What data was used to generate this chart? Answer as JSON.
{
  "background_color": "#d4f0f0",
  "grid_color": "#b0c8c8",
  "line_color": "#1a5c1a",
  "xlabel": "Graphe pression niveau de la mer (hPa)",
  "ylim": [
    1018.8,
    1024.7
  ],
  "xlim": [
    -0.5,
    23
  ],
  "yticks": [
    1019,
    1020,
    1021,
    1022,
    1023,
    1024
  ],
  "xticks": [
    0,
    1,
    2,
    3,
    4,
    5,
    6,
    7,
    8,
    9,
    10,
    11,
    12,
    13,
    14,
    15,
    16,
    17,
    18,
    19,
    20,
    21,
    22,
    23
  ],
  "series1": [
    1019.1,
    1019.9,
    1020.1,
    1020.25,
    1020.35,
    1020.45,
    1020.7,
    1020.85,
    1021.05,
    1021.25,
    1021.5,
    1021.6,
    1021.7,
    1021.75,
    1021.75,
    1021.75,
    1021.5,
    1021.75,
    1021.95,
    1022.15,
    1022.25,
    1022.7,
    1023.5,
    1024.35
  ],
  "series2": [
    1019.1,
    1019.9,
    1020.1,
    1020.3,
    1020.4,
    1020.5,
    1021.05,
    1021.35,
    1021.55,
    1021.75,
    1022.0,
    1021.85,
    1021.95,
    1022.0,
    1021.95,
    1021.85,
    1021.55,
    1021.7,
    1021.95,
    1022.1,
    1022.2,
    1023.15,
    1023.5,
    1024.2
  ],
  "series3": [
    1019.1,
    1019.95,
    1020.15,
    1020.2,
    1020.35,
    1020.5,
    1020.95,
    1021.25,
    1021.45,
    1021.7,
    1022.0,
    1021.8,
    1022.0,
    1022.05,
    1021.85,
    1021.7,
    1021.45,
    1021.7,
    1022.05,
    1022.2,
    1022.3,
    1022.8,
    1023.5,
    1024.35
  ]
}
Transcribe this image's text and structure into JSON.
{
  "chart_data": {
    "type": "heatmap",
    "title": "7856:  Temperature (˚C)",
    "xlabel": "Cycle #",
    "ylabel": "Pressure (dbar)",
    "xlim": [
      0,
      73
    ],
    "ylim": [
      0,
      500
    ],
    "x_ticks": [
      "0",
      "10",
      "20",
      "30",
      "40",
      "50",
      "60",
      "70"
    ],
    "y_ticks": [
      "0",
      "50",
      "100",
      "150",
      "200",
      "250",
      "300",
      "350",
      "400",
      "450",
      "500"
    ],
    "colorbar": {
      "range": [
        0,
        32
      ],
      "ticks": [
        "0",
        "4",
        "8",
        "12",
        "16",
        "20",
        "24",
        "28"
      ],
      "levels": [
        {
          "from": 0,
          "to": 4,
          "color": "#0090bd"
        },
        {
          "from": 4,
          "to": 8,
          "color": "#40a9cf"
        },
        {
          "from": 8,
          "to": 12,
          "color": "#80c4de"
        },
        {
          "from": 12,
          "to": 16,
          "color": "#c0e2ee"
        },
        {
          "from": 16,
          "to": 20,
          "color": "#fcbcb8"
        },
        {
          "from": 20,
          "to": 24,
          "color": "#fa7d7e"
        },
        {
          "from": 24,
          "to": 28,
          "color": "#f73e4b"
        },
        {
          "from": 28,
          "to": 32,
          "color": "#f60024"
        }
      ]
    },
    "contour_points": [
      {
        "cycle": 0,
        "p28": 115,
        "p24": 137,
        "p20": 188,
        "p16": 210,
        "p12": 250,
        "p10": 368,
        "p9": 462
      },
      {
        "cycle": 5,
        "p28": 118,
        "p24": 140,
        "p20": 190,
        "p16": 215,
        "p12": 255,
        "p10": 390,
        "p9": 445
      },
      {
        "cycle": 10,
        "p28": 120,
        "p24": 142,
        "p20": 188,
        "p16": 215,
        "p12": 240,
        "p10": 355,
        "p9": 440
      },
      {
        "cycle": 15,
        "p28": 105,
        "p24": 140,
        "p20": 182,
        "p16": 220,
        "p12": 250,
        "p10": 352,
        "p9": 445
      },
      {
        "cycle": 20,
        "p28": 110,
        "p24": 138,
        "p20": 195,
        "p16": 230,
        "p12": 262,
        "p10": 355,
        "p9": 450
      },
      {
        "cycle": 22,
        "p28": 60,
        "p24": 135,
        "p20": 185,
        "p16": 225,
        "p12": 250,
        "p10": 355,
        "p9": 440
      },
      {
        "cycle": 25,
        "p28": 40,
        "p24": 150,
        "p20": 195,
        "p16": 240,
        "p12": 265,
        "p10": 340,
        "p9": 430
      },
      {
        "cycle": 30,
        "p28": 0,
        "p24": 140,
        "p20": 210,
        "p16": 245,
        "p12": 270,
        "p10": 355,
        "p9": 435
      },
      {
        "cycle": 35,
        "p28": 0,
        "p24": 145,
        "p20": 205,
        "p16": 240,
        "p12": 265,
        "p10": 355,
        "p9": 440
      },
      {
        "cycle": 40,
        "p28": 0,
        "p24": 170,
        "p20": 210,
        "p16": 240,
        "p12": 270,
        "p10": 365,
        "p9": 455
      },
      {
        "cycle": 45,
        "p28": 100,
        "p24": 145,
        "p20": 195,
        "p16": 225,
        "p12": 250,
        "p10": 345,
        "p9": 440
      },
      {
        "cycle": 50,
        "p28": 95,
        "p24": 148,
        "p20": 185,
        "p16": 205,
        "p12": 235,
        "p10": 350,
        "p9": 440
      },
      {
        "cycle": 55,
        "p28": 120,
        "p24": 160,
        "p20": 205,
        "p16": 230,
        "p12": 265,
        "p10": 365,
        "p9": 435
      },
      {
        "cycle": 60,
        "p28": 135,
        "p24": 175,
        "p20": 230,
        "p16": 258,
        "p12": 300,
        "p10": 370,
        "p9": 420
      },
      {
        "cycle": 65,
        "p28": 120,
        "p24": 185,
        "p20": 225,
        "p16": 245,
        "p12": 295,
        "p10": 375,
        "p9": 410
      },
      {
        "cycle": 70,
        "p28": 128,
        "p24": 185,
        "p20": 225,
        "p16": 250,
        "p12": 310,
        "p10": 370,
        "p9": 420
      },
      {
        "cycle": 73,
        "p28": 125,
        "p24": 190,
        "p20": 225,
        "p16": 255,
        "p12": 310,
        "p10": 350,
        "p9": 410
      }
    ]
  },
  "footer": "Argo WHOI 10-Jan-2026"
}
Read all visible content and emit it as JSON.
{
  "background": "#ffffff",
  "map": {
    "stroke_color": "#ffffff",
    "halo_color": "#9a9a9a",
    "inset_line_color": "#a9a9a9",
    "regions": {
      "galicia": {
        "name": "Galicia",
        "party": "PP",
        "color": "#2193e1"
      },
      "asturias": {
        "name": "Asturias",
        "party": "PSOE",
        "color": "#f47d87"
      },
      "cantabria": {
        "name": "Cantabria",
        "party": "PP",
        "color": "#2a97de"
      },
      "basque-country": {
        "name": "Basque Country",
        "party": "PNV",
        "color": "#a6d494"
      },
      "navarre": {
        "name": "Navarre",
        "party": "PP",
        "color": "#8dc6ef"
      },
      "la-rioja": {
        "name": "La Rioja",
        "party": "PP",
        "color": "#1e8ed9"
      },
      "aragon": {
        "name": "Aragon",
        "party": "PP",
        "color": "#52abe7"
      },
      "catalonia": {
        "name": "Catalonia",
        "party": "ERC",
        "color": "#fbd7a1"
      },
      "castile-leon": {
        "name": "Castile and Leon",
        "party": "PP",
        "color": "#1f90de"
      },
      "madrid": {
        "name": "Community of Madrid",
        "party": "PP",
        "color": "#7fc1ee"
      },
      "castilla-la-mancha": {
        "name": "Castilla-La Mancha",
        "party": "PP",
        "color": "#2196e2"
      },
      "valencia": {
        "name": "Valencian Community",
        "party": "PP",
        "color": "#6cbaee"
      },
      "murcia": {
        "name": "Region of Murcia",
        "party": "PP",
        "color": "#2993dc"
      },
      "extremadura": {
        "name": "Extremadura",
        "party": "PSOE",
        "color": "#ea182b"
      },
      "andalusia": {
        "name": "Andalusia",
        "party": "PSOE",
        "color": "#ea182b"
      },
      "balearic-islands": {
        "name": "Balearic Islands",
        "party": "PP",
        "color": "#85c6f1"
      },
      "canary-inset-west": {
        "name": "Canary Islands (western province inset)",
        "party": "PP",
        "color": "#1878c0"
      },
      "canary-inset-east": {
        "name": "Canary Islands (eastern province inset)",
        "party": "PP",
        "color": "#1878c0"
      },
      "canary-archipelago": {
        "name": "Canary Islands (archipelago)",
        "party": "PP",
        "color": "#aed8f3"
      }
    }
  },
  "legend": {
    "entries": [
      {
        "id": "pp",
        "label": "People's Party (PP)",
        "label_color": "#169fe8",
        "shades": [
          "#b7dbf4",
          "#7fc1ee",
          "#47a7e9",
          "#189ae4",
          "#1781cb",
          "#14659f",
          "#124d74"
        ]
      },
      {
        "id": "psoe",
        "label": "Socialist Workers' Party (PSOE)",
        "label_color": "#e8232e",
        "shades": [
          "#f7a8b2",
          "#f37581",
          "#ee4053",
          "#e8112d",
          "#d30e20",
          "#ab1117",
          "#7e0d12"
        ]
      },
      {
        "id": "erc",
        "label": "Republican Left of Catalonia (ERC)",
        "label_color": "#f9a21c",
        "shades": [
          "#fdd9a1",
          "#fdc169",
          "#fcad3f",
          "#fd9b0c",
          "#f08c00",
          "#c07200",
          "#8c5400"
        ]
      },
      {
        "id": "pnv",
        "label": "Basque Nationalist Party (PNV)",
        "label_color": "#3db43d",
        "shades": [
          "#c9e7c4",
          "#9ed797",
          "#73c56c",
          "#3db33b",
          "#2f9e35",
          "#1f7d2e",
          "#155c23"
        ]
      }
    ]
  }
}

→ **Aim**
Pull out every line above that holds the word "province".

→ **Solved problem**
        "name": "Canary Islands (western province inset)",
        "name": "Canary Islands (eastern province inset)",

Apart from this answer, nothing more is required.